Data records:
════════
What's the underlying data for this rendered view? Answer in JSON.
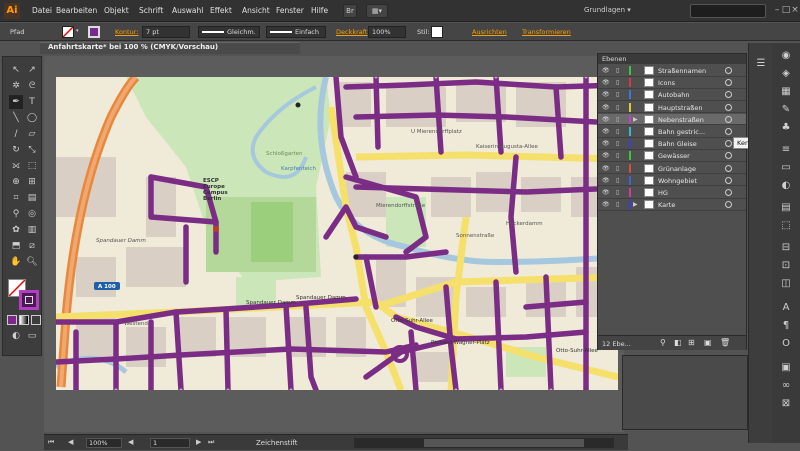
{
  "app": {
    "logo": "Ai",
    "workspace": "Grundlagen",
    "bridge_label": "Br"
  },
  "menu": [
    "Datei",
    "Bearbeiten",
    "Objekt",
    "Schrift",
    "Auswahl",
    "Effekt",
    "Ansicht",
    "Fenster",
    "Hilfe"
  ],
  "control_bar": {
    "selection_label": "Pfad",
    "kontur_label": "Kontur:",
    "stroke_width": "7 pt",
    "profile_label": "Gleichm.",
    "brush_label": "Einfach",
    "deckkraft_label": "Deckkraft",
    "opacity_value": "100%",
    "stil_label": "Stil:",
    "ausrichten_label": "Ausrichten",
    "transformieren_label": "Transformieren"
  },
  "document": {
    "tab_title": "Anfahrtskarte* bei 100 % (CMYK/Vorschau)"
  },
  "status_bar": {
    "zoom": "100%",
    "page": "1",
    "tool_name": "Zeichenstift"
  },
  "layers_panel": {
    "title": "Ebenen",
    "count_label": "12 Ebe...",
    "layers": [
      {
        "name": "Straßennamen",
        "color": "#3cc43c"
      },
      {
        "name": "Icons",
        "color": "#d23c3c"
      },
      {
        "name": "Autobahn",
        "color": "#3c78dc"
      },
      {
        "name": "Hauptstraßen",
        "color": "#e0c83c"
      },
      {
        "name": "Nebenstraßen",
        "color": "#c83cc8",
        "selected": true
      },
      {
        "name": "Bahn gestric...",
        "color": "#3cb4d8"
      },
      {
        "name": "Bahn Gleise",
        "color": "#3c3cd8"
      },
      {
        "name": "Gewässer",
        "color": "#3cc43c"
      },
      {
        "name": "Grünanlage",
        "color": "#d2503c"
      },
      {
        "name": "Wohngebiet",
        "color": "#3c64d2"
      },
      {
        "name": "HG",
        "color": "#d23ca0"
      },
      {
        "name": "Karte",
        "color": "#3c3cd8",
        "expandable": true
      }
    ]
  },
  "tooltip": "Kennzeichnet aus",
  "map": {
    "labels": [
      {
        "text": "ESCP",
        "k": "escp1"
      },
      {
        "text": "Europe",
        "k": "escp2"
      },
      {
        "text": "Campus",
        "k": "escp3"
      },
      {
        "text": "Berlin",
        "k": "escp4"
      },
      {
        "text": "U Mierendorffplatz",
        "k": "mierendorff"
      },
      {
        "text": "Kaiserin-Augusta-Allee",
        "k": "kaiserin"
      },
      {
        "text": "Spandauer Damm",
        "k": "spandauer1"
      },
      {
        "text": "Spandauer Damm",
        "k": "spandauer2"
      },
      {
        "text": "Spandauer Damm",
        "k": "spandauer3"
      },
      {
        "text": "Richard-Wagner-Platz",
        "k": "wagner"
      },
      {
        "text": "Otto-Suhr-Allee",
        "k": "ottosuhr1"
      },
      {
        "text": "Otto-Suhr-Allee",
        "k": "ottosuhr2"
      },
      {
        "text": "A 100",
        "k": "a100"
      },
      {
        "text": "Schloßgarten",
        "k": "schloss"
      },
      {
        "text": "Karpfenteich",
        "k": "karpfen"
      },
      {
        "text": "Mierendorffstraße",
        "k": "mierstr"
      },
      {
        "text": "Heckerdamm",
        "k": "hecker"
      },
      {
        "text": "Sonnenstraße",
        "k": "sonnen"
      },
      {
        "text": "Westend",
        "k": "westend"
      }
    ]
  }
}
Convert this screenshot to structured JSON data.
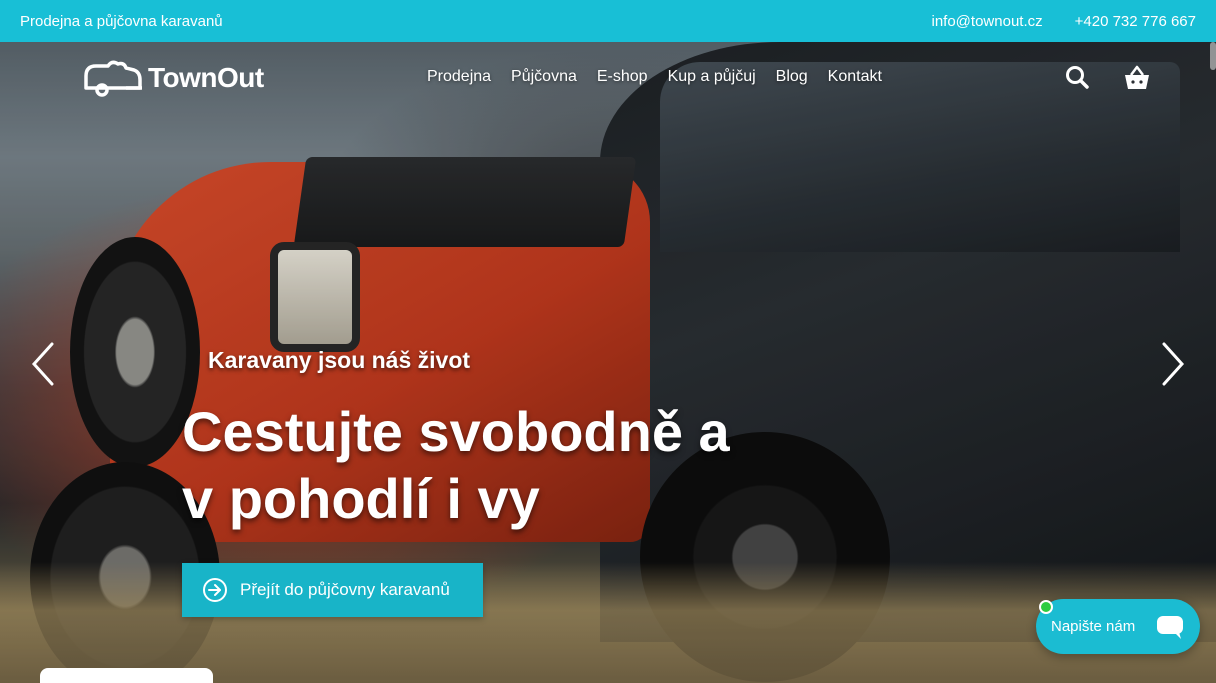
{
  "topbar": {
    "tagline": "Prodejna a půjčovna karavanů",
    "email": "info@townout.cz",
    "phone": "+420 732 776 667",
    "background": "#18bfd6"
  },
  "brand": {
    "name": "TownOut",
    "logo_icon": "caravan-cloud-icon"
  },
  "menu": [
    {
      "label": "Prodejna"
    },
    {
      "label": "Půjčovna"
    },
    {
      "label": "E-shop"
    },
    {
      "label": "Kup a půjčuj"
    },
    {
      "label": "Blog"
    },
    {
      "label": "Kontakt"
    }
  ],
  "icons": {
    "search": "search-icon",
    "cart": "basket-icon",
    "prev": "chevron-left-icon",
    "next": "chevron-right-icon",
    "cta": "arrow-circle-right-icon",
    "chat": "chat-bubble-icon"
  },
  "hero": {
    "kicker": "Karavany jsou náš život",
    "headline_line1": "Cestujte svobodně a",
    "headline_line2": "v pohodlí i vy",
    "cta_label": "Přejít do půjčovny karavanů",
    "accent": "#18b4c8"
  },
  "chat": {
    "label": "Napište nám",
    "status_color": "#2ecc40"
  }
}
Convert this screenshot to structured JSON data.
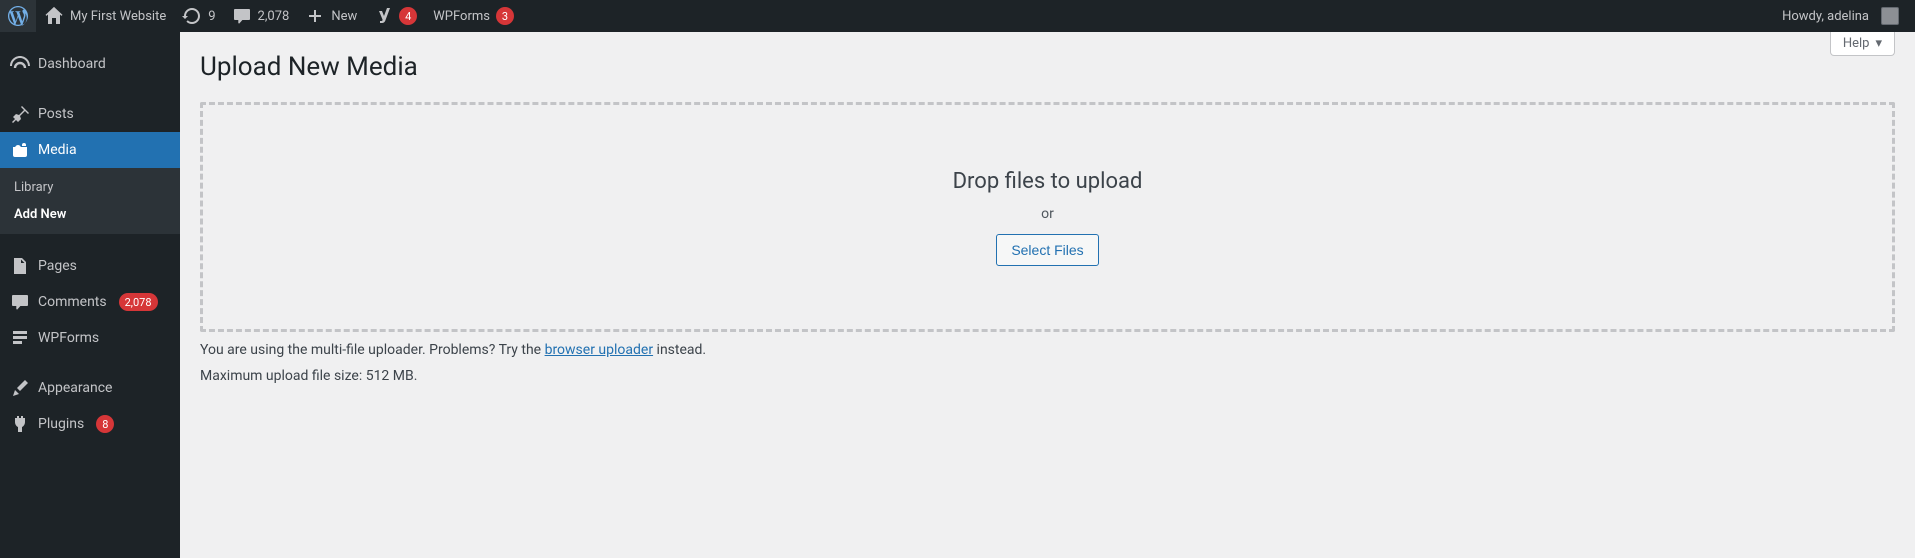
{
  "adminbar": {
    "site_name": "My First Website",
    "updates_count": "9",
    "comments_count": "2,078",
    "new_label": "New",
    "yoast_count": "4",
    "wpforms_label": "WPForms",
    "wpforms_count": "3",
    "howdy": "Howdy, adelina"
  },
  "sidebar": {
    "dashboard": "Dashboard",
    "posts": "Posts",
    "media": "Media",
    "media_sub": {
      "library": "Library",
      "add_new": "Add New"
    },
    "pages": "Pages",
    "comments": "Comments",
    "comments_count": "2,078",
    "wpforms": "WPForms",
    "appearance": "Appearance",
    "plugins": "Plugins",
    "plugins_count": "8"
  },
  "content": {
    "help_label": "Help",
    "page_title": "Upload New Media",
    "drop_instructions": "Drop files to upload",
    "or": "or",
    "select_files": "Select Files",
    "note_prefix": "You are using the multi-file uploader. Problems? Try the ",
    "note_link": "browser uploader",
    "note_suffix": " instead.",
    "max_size": "Maximum upload file size: 512 MB."
  }
}
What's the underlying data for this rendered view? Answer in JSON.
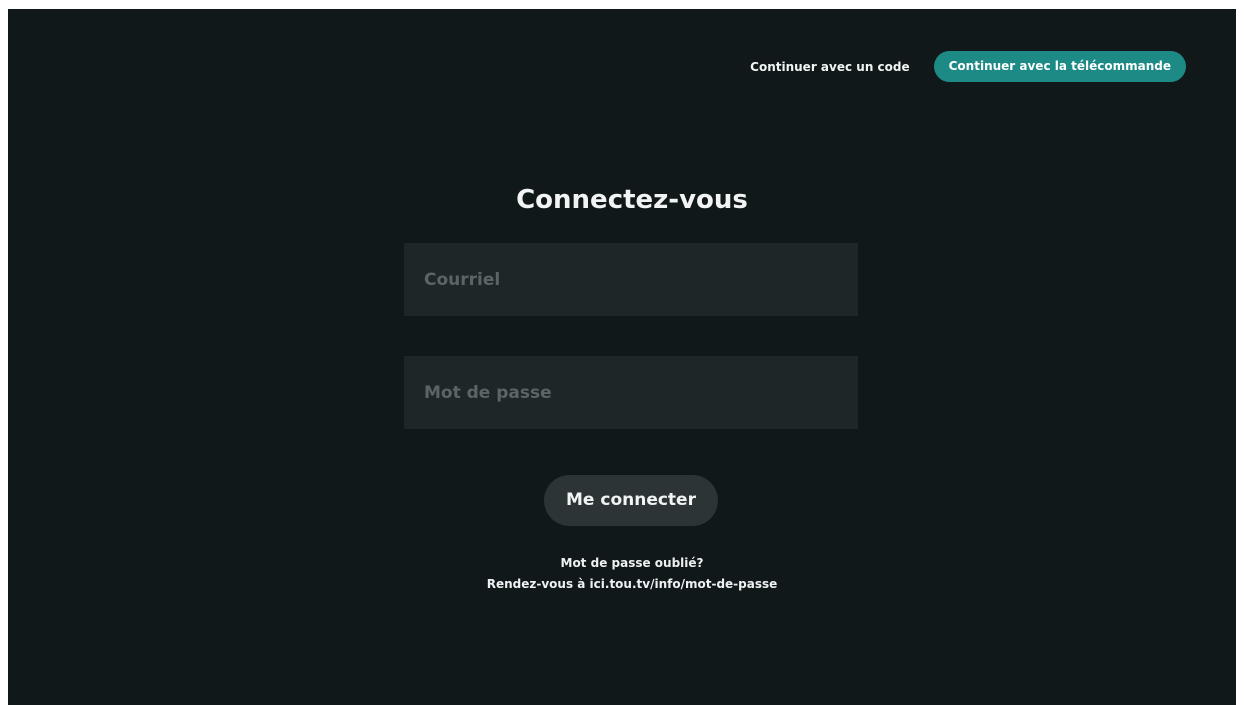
{
  "header": {
    "code_link": "Continuer avec un code",
    "remote_button": "Continuer avec la télécommande"
  },
  "login": {
    "title": "Connectez-vous",
    "email_placeholder": "Courriel",
    "password_placeholder": "Mot de passe",
    "submit": "Me connecter"
  },
  "help": {
    "forgot": "Mot de passe oublié?",
    "prefix": "Rendez-vous à ",
    "url": "ici.tou.tv/info/mot-de-passe"
  },
  "colors": {
    "accent": "#1e8a86",
    "background": "#11181a",
    "field": "#1e2628",
    "button": "#2d3436"
  }
}
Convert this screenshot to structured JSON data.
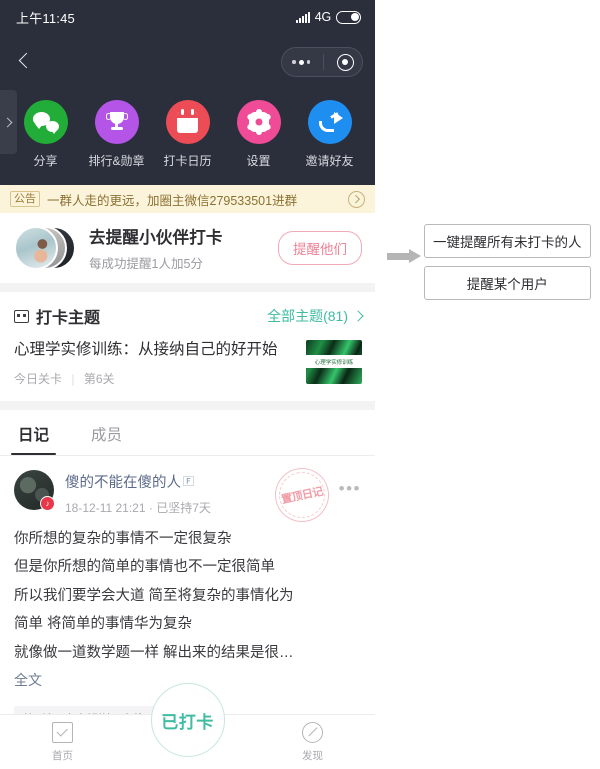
════════
WHAT YOU SHOULD DO: Lines from the records above that hold "karavanů" are the ones to list.

RESPONSE FOR THIS EXERCISE:
    "tagline": "Prodejna a půjčovna karavanů",
    "cta_label": "Přejít do půjčovny karavanů",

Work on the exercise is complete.